> _Records to use_
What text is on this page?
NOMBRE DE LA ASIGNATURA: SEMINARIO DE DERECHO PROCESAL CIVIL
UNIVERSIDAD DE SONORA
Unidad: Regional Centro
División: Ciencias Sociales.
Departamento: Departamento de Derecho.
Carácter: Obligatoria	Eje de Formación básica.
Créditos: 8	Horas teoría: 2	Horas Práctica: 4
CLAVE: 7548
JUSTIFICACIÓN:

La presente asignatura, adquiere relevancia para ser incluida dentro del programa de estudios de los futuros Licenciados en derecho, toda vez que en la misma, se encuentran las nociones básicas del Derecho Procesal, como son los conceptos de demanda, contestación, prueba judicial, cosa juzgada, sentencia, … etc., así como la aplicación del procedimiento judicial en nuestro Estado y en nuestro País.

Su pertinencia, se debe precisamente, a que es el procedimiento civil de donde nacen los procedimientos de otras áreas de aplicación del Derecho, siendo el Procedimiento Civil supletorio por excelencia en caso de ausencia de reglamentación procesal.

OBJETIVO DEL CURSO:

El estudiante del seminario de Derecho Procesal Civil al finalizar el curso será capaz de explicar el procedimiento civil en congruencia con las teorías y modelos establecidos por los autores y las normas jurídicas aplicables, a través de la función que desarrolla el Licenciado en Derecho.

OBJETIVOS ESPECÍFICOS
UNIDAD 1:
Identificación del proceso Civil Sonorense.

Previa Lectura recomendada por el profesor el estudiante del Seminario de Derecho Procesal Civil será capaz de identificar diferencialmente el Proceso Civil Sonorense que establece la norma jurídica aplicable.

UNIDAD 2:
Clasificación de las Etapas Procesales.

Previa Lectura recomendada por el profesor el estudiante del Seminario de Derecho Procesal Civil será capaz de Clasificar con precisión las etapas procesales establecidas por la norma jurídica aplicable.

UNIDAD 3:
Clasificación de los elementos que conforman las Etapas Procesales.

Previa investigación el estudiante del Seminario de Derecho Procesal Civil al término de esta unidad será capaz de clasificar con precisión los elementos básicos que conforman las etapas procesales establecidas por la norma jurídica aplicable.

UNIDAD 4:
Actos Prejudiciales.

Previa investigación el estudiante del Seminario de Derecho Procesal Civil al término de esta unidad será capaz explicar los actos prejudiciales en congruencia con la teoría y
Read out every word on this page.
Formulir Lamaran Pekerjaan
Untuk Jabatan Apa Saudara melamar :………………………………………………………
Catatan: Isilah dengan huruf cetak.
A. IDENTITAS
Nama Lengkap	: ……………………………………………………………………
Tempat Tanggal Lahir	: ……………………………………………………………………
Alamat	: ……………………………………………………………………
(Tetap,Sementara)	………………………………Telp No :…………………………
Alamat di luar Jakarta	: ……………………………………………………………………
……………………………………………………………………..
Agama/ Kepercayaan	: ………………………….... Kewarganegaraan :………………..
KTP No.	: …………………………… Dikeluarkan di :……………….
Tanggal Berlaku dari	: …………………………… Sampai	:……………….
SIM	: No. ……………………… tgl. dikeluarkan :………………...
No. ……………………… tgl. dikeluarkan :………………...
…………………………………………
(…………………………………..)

...

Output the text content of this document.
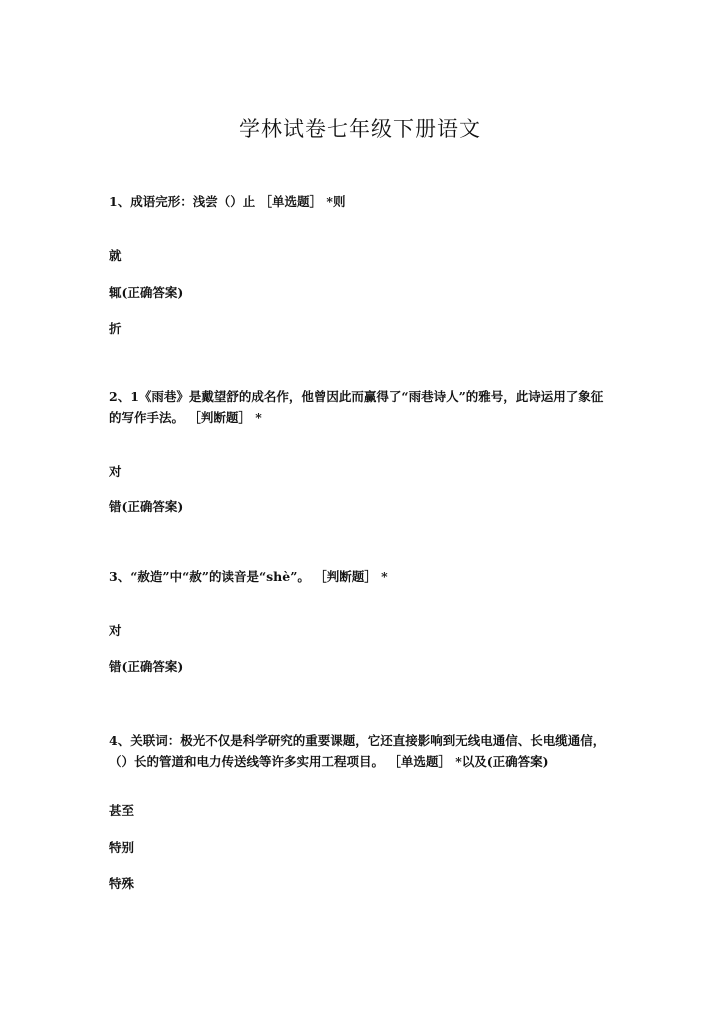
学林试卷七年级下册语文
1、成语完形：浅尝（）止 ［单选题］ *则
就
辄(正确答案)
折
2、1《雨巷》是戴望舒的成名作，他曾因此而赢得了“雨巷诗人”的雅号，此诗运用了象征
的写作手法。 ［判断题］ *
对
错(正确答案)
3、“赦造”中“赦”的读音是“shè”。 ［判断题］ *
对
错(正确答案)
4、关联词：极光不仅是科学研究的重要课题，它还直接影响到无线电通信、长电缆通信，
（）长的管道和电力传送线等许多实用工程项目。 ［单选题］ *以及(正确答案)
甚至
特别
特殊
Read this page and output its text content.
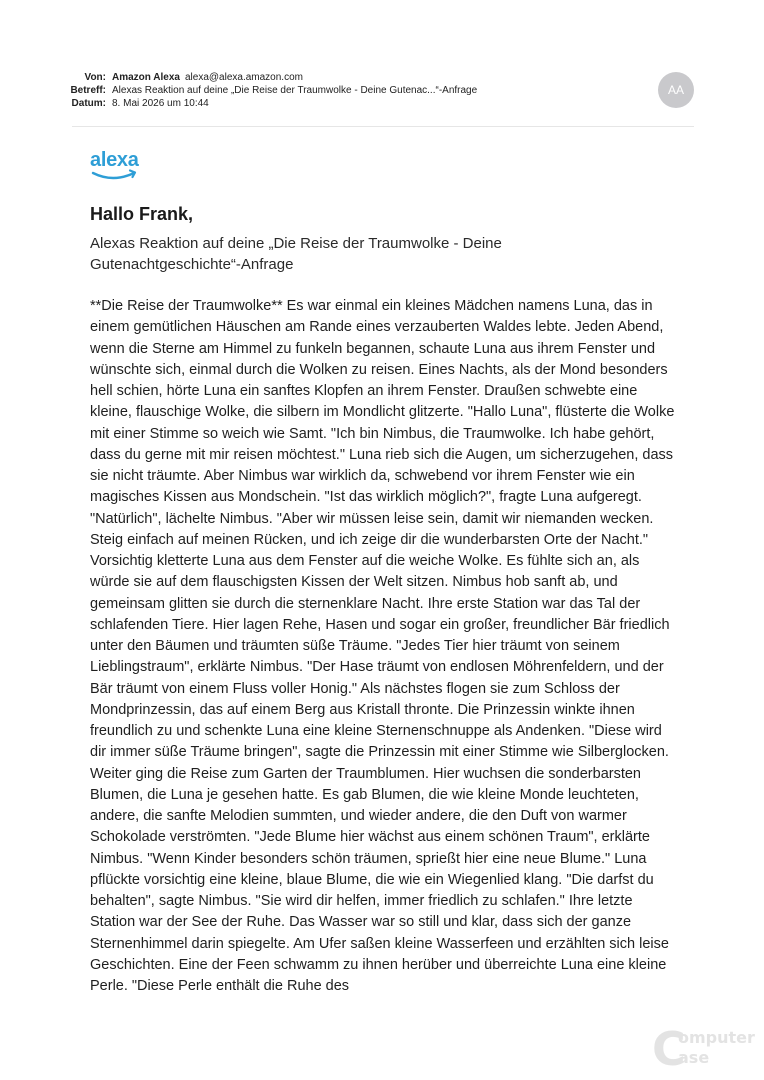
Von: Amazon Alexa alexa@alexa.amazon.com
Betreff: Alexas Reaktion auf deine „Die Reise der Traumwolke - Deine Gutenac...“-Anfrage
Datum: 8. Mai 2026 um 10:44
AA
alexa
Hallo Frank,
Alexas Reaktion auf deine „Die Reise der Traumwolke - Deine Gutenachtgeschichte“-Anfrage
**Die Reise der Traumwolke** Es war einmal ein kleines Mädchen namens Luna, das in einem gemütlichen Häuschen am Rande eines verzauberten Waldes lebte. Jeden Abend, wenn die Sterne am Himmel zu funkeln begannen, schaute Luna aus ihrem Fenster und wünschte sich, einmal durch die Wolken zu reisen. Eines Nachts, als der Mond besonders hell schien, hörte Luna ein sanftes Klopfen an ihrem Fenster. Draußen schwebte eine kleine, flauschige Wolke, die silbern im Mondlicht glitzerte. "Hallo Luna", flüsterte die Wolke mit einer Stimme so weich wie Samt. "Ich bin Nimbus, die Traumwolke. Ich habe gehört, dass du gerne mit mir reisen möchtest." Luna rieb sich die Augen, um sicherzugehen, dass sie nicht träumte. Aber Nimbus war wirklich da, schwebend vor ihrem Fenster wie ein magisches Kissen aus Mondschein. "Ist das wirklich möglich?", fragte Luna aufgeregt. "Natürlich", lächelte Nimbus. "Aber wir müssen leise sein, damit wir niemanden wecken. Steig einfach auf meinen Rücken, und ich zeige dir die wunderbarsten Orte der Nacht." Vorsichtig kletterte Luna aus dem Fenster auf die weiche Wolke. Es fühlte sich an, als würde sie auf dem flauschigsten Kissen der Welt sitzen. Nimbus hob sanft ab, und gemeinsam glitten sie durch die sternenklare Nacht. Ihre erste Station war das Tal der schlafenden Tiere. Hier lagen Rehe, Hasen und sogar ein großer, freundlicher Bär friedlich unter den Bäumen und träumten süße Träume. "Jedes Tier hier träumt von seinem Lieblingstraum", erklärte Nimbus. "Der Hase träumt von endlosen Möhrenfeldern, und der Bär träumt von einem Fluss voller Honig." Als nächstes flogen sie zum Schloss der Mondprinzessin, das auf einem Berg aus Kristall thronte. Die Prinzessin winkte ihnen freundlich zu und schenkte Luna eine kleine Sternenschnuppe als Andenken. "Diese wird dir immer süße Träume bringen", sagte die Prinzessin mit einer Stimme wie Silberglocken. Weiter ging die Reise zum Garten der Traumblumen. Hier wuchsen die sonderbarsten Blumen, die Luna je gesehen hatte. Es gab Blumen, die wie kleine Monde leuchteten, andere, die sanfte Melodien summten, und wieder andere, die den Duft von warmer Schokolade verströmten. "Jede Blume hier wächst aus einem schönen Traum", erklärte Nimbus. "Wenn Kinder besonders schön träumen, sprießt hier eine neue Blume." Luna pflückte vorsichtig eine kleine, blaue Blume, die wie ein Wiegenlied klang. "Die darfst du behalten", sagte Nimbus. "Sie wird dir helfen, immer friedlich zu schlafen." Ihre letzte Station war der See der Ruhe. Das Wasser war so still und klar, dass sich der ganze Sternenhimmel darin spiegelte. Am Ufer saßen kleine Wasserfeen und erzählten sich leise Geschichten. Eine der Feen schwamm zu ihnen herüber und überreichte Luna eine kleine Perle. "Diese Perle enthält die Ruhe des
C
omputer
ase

> _Written request_
Show each line of the data that contains the string "aplicación".

> _Correct response_
La presente asignatura, adquiere relevancia para ser incluida dentro del programa de estudios de los futuros Licenciados en derecho, toda vez que en la misma, se encuentran las nociones básicas del Derecho Procesal, como son los conceptos de demanda, contestación, prueba judicial, cosa juzgada, sentencia, … etc., así como la aplicación del procedimiento judicial en nuestro Estado y en nuestro País.
Su pertinencia, se debe precisamente, a que es el procedimiento civil de donde nacen los procedimientos de otras áreas de aplicación del Derecho, siendo el Procedimiento Civil supletorio por excelencia en caso de ausencia de reglamentación procesal.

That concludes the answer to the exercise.